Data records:
::::::

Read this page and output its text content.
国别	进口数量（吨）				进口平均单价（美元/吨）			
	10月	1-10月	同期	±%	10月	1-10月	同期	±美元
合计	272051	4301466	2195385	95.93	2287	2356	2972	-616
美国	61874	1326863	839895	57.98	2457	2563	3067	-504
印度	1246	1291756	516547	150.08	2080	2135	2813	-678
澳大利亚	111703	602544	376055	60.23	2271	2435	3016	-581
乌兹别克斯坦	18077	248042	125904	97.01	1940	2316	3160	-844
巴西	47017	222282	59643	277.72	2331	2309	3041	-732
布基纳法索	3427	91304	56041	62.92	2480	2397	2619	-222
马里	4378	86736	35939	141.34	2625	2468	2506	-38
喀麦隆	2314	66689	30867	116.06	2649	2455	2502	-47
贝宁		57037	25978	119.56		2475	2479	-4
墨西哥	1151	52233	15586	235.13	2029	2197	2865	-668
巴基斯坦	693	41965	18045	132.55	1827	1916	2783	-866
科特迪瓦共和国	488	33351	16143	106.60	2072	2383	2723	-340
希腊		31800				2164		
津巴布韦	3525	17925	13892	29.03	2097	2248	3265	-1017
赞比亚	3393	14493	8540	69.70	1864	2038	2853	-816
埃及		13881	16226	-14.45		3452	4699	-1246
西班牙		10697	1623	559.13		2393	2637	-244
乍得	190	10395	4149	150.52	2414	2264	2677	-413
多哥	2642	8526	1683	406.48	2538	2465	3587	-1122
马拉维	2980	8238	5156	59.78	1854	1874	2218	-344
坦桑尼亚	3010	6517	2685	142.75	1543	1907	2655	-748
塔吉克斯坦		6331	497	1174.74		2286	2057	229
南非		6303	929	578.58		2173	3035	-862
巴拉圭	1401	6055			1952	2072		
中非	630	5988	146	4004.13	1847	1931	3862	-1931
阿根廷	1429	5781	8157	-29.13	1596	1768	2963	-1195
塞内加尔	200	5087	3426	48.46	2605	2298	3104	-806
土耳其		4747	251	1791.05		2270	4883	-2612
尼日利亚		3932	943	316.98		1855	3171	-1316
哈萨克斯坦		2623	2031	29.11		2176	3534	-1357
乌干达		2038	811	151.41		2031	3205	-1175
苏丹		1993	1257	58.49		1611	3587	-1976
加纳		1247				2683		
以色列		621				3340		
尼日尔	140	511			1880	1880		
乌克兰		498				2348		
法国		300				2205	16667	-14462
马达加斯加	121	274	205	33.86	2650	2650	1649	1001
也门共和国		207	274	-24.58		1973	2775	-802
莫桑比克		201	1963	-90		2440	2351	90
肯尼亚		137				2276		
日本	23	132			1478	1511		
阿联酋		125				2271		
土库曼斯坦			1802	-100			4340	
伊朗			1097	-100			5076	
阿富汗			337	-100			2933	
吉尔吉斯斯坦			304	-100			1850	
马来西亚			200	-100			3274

::::::

## Stated task
Output the listing above word for word.

## Exercise response
Read this page and output its text content.
国别	进口数量（吨）				进口平均单价（美元/吨）			
	10月	1-10月	同期	±%	10月	1-10月	同期	±美元
合计	272051	4301466	2195385	95.93	2287	2356	2972	-616
美国	61874	1326863	839895	57.98	2457	2563	3067	-504
印度	1246	1291756	516547	150.08	2080	2135	2813	-678
澳大利亚	111703	602544	376055	60.23	2271	2435	3016	-581
乌兹别克斯坦	18077	248042	125904	97.01	1940	2316	3160	-844
巴西	47017	222282	59643	277.72	2331	2309	3041	-732
布基纳法索	3427	91304	56041	62.92	2480	2397	2619	-222
马里	4378	86736	35939	141.34	2625	2468	2506	-38
喀麦隆	2314	66689	30867	116.06	2649	2455	2502	-47
贝宁		57037	25978	119.56		2475	2479	-4
墨西哥	1151	52233	15586	235.13	2029	2197	2865	-668
巴基斯坦	693	41965	18045	132.55	1827	1916	2783	-866
科特迪瓦共和国	488	33351	16143	106.60	2072	2383	2723	-340
希腊		31800				2164		
津巴布韦	3525	17925	13892	29.03	2097	2248	3265	-1017
赞比亚	3393	14493	8540	69.70	1864	2038	2853	-816
埃及		13881	16226	-14.45		3452	4699	-1246
西班牙		10697	1623	559.13		2393	2637	-244
乍得	190	10395	4149	150.52	2414	2264	2677	-413
多哥	2642	8526	1683	406.48	2538	2465	3587	-1122
马拉维	2980	8238	5156	59.78	1854	1874	2218	-344
坦桑尼亚	3010	6517	2685	142.75	1543	1907	2655	-748
塔吉克斯坦		6331	497	1174.74		2286	2057	229
南非		6303	929	578.58		2173	3035	-862
巴拉圭	1401	6055			1952	2072		
中非	630	5988	146	4004.13	1847	1931	3862	-1931
阿根廷	1429	5781	8157	-29.13	1596	1768	2963	-1195
塞内加尔	200	5087	3426	48.46	2605	2298	3104	-806
土耳其		4747	251	1791.05		2270	4883	-2612
尼日利亚		3932	943	316.98		1855	3171	-1316
哈萨克斯坦		2623	2031	29.11		2176	3534	-1357
乌干达		2038	811	151.41		2031	3205	-1175
苏丹		1993	1257	58.49		1611	3587	-1976
加纳		1247				2683		
以色列		621				3340		
尼日尔	140	511			1880	1880		
乌克兰		498				2348		
法国		300				2205	16667	-14462
马达加斯加	121	274	205	33.86	2650	2650	1649	1001
也门共和国		207	274	-24.58		1973	2775	-802
莫桑比克		201	1963	-90		2440	2351	90
肯尼亚		137				2276		
日本	23	132			1478	1511		
阿联酋		125				2271		
土库曼斯坦			1802	-100			4340	
伊朗			1097	-100			5076	
阿富汗			337	-100			2933	
吉尔吉斯斯坦			304	-100			1850	
马来西亚			200	-100			3274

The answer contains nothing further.